START

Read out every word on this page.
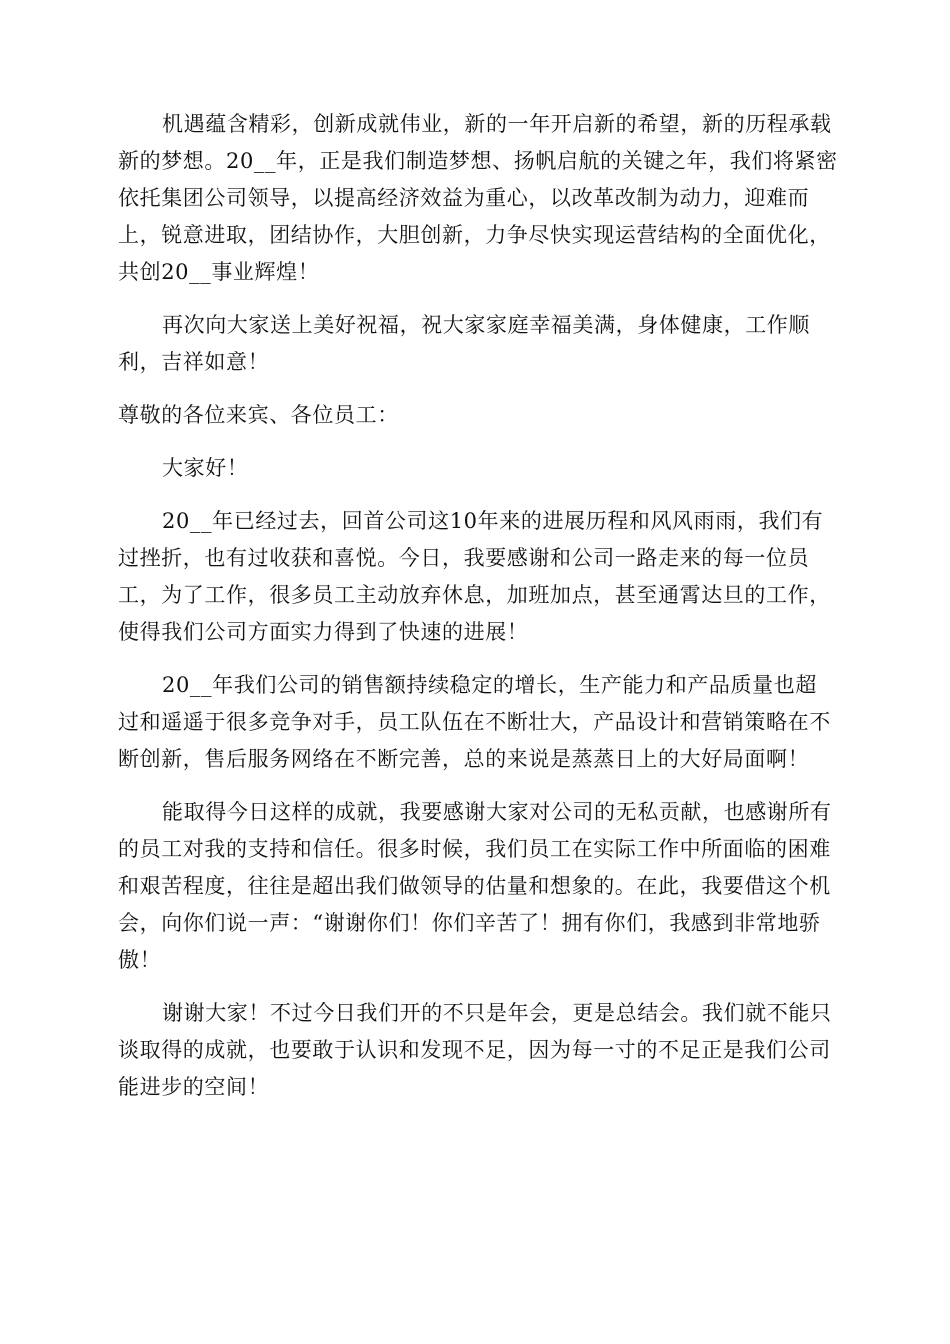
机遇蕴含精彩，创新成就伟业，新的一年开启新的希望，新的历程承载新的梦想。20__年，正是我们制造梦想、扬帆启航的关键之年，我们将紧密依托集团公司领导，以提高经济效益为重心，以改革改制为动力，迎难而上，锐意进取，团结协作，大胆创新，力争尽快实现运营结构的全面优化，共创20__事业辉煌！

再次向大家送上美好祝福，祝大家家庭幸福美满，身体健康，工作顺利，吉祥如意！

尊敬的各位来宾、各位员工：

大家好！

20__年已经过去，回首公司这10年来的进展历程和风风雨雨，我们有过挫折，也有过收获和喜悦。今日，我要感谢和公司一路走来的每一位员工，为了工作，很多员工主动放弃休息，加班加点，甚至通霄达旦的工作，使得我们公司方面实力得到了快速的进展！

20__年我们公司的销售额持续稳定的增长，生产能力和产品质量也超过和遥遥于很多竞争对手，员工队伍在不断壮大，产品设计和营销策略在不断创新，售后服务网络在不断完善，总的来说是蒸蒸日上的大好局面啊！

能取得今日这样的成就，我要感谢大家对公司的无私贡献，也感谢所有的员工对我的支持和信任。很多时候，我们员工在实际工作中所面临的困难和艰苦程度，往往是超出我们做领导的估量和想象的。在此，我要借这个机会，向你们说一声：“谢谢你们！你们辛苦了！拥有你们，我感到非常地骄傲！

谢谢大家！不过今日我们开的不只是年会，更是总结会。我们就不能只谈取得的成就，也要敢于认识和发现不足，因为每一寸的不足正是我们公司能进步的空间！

END
START

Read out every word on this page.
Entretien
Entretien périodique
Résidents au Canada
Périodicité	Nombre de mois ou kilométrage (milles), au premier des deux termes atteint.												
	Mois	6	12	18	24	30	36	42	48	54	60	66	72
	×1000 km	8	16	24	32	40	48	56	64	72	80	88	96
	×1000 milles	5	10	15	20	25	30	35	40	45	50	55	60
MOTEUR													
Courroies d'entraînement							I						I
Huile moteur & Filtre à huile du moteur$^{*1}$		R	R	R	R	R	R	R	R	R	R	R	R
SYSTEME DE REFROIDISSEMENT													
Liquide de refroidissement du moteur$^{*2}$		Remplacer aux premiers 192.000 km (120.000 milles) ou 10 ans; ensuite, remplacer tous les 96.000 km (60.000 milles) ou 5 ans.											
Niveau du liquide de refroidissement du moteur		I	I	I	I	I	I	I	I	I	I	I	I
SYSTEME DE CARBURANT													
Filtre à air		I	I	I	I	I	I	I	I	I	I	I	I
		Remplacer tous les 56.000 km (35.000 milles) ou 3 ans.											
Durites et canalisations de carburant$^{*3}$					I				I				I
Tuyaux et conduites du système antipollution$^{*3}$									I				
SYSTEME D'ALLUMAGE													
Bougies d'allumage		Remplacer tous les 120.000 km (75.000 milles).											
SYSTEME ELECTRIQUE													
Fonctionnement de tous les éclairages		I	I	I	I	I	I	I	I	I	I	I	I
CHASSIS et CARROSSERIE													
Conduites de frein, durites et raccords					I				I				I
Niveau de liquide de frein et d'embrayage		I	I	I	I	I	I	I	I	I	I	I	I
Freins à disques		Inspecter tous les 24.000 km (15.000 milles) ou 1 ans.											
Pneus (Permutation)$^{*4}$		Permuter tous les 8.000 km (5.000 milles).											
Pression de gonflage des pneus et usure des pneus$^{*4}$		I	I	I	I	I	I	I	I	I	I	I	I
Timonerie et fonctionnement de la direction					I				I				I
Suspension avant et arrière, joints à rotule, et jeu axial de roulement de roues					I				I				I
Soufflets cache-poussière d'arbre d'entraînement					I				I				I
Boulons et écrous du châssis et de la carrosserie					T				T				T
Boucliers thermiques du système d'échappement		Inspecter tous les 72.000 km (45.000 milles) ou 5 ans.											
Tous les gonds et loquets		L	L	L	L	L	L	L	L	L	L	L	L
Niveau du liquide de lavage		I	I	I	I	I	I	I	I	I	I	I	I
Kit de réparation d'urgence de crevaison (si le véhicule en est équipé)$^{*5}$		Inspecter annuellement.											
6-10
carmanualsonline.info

END

• [TASK OBJECTIVE]: Find the lines containing "SYSTEME" and list every one of them.

• [EXERCISE ANSWER]:
SYSTEME DE REFROIDISSEMENT													
SYSTEME DE CARBURANT													
SYSTEME D'ALLUMAGE													
SYSTEME ELECTRIQUE													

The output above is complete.